Search the entries below. Return every line that has "insolation" in it.

━━━━

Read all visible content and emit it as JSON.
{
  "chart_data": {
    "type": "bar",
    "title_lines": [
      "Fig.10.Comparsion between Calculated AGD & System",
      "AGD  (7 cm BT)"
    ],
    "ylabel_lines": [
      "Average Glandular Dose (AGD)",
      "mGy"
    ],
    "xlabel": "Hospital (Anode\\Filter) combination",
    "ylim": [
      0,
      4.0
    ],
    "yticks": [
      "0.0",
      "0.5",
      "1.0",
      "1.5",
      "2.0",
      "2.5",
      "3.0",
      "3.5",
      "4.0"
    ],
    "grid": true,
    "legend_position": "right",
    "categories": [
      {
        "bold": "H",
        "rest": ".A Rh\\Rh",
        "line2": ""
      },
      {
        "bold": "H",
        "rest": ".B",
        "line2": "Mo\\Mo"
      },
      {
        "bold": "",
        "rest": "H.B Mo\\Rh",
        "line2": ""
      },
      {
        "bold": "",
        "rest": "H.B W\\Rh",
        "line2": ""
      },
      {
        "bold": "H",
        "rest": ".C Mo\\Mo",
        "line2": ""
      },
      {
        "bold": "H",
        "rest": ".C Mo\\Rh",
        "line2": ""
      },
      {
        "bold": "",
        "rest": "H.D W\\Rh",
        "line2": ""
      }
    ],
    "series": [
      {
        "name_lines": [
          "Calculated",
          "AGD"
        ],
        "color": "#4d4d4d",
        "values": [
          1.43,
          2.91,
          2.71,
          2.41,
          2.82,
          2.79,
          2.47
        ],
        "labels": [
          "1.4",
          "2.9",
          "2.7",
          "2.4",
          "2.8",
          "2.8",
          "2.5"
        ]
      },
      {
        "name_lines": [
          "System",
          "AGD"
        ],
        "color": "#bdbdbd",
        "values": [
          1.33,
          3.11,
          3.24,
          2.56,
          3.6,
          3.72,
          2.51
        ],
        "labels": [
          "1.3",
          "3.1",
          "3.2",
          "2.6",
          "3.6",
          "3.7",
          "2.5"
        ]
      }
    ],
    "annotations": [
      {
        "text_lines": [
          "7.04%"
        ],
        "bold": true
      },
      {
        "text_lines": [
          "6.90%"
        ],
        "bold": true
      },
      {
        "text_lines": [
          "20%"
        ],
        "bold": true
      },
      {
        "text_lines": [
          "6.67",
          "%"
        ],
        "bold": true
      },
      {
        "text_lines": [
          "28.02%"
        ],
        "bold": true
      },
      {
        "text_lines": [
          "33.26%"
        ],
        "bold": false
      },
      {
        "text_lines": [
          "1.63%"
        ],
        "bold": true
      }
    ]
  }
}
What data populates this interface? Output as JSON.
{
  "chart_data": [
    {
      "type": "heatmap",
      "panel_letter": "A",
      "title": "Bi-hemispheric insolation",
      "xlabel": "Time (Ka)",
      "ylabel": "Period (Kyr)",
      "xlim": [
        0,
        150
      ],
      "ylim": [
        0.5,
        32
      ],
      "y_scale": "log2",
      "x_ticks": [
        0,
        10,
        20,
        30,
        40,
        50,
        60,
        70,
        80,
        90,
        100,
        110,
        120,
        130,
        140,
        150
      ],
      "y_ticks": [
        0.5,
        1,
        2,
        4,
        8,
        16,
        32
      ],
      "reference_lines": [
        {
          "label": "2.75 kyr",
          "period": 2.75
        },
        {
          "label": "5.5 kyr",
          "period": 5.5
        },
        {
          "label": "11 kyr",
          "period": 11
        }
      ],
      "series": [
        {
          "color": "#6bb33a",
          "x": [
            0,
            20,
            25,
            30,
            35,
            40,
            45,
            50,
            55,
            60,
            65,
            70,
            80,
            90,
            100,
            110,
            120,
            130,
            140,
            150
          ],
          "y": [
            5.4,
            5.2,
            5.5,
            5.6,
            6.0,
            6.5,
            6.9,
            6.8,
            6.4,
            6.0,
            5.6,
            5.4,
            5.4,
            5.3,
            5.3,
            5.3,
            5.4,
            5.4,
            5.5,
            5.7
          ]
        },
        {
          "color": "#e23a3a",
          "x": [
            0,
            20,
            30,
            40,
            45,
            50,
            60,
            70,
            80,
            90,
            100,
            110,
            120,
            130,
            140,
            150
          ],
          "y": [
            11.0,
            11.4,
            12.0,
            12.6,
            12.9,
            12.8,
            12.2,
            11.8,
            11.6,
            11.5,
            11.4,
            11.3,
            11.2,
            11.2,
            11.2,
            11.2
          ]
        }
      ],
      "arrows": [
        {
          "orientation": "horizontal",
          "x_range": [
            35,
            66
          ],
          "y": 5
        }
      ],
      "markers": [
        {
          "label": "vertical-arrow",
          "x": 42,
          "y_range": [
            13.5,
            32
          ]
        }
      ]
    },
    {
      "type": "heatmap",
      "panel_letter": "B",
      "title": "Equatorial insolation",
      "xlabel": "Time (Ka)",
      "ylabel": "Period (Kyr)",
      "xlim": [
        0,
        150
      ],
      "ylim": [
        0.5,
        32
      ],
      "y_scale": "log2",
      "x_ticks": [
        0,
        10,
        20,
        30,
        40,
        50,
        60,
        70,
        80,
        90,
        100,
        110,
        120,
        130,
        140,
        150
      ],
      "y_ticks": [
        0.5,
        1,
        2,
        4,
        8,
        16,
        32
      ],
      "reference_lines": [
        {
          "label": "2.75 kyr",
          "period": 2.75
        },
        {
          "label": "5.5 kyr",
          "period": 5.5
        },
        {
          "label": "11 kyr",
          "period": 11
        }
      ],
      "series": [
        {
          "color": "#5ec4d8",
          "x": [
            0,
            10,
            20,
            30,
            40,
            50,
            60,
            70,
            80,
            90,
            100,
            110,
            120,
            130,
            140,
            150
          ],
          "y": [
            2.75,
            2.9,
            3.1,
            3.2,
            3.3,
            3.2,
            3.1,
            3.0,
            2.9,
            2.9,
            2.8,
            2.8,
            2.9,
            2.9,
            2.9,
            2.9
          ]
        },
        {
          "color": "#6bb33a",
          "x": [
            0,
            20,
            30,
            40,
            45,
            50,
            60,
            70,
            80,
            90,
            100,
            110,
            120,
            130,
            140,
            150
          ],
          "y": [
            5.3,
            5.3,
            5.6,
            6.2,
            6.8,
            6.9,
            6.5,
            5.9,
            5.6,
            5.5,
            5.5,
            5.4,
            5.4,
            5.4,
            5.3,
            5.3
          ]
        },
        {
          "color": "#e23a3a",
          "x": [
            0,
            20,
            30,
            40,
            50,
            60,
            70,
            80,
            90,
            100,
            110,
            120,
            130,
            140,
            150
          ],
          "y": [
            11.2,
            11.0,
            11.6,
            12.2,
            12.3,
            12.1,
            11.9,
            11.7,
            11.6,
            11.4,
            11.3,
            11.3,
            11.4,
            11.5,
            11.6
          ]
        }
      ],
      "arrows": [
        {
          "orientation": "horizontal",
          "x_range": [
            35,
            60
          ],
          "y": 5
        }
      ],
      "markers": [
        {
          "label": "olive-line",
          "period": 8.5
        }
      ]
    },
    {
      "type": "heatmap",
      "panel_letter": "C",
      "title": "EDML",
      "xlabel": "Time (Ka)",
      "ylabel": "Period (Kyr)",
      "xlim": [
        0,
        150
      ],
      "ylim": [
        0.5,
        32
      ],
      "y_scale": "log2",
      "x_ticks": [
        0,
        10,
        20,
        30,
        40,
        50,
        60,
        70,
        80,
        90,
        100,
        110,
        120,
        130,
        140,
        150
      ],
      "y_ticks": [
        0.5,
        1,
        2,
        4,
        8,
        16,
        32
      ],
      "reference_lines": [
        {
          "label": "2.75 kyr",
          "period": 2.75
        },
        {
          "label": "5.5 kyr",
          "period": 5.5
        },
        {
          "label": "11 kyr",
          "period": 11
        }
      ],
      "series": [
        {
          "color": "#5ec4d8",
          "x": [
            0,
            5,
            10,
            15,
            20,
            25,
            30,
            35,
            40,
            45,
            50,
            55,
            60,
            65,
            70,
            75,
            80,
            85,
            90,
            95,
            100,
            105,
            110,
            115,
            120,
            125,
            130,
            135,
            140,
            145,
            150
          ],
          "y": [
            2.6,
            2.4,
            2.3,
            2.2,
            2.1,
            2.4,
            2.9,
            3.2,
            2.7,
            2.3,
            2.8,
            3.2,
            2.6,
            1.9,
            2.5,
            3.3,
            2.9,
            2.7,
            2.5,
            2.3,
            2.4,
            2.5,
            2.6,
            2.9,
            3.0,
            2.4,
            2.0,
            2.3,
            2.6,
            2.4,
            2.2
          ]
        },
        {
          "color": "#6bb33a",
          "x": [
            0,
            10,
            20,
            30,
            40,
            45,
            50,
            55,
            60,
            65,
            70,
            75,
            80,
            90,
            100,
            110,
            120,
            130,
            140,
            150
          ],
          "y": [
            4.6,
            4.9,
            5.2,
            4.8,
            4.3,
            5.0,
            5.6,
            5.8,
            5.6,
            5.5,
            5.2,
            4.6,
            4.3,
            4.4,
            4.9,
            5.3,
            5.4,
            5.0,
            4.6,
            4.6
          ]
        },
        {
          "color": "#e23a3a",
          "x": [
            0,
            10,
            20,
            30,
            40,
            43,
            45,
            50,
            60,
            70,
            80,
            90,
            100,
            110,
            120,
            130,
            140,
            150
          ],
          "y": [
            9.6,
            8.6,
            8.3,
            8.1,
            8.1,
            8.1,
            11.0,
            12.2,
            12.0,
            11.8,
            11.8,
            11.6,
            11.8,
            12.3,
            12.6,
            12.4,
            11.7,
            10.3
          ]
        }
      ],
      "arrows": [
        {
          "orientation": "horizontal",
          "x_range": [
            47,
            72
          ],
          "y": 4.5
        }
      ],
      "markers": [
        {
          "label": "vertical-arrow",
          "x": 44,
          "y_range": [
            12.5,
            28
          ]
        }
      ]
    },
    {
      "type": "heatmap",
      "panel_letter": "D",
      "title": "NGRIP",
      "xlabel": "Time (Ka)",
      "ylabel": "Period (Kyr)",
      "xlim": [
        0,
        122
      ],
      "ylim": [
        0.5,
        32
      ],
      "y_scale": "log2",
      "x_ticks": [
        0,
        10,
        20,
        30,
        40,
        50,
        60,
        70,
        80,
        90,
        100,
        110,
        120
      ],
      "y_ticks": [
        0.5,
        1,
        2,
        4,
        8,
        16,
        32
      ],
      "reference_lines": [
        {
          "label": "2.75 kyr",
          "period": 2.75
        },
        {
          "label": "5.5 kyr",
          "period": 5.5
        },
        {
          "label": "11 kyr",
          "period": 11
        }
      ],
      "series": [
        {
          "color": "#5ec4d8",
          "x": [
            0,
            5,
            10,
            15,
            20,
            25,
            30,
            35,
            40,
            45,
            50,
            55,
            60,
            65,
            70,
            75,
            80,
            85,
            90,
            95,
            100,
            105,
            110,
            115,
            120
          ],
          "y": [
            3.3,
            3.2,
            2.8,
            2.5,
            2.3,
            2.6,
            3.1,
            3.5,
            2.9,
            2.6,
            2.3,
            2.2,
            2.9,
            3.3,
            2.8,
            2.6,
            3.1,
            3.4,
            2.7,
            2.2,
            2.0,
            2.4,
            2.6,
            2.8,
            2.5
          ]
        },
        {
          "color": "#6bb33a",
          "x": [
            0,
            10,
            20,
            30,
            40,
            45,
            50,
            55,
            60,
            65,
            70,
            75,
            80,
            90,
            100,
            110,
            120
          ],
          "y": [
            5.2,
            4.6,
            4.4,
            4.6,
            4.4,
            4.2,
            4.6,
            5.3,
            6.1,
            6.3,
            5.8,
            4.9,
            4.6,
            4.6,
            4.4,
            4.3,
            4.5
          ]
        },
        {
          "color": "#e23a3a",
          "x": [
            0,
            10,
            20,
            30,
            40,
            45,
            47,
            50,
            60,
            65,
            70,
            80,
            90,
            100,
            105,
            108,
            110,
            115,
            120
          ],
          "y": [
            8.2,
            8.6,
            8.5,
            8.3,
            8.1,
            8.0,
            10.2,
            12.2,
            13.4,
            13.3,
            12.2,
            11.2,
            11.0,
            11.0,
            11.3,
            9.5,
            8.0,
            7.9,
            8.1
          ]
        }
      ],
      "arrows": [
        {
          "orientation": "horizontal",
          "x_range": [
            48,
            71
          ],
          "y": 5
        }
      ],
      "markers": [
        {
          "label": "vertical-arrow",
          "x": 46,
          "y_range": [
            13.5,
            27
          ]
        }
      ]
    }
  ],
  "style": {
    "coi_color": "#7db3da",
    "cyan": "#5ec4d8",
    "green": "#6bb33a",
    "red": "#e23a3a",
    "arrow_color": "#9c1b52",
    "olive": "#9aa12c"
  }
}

━━━━

▸ Problem solution:
      "title": "Bi-hemispheric insolation",
      "title": "Equatorial insolation",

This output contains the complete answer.